Set task: Copy the full set of lines exactly as given.

Data entries
_ _ _ _ _ _ _
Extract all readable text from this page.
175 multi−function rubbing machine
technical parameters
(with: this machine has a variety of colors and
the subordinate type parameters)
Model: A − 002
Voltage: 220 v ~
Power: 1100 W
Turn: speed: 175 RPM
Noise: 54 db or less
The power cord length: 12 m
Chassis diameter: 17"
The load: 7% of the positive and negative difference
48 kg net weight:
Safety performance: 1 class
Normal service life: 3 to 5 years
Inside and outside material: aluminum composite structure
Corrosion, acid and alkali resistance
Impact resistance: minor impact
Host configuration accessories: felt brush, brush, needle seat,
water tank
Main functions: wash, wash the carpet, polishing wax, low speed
_ _ _ _ _ _ _
Exercise response:
Extract all readable text from this page.
175 multi−function rubbing machine
technical parameters
(with: this machine has a variety of colors and
the subordinate type parameters)
Model: A − 002
Voltage: 220 v ~
Power: 1100 W
Turn: speed: 175 RPM
Noise: 54 db or less
The power cord length: 12 m
Chassis diameter: 17"
The load: 7% of the positive and negative difference
48 kg net weight:
Safety performance: 1 class
Normal service life: 3 to 5 years
Inside and outside material: aluminum composite structure
Corrosion, acid and alkali resistance
Impact resistance: minor impact
Host configuration accessories: felt brush, brush, needle seat,
water tank
Main functions: wash, wash the carpet, polishing wax, low speed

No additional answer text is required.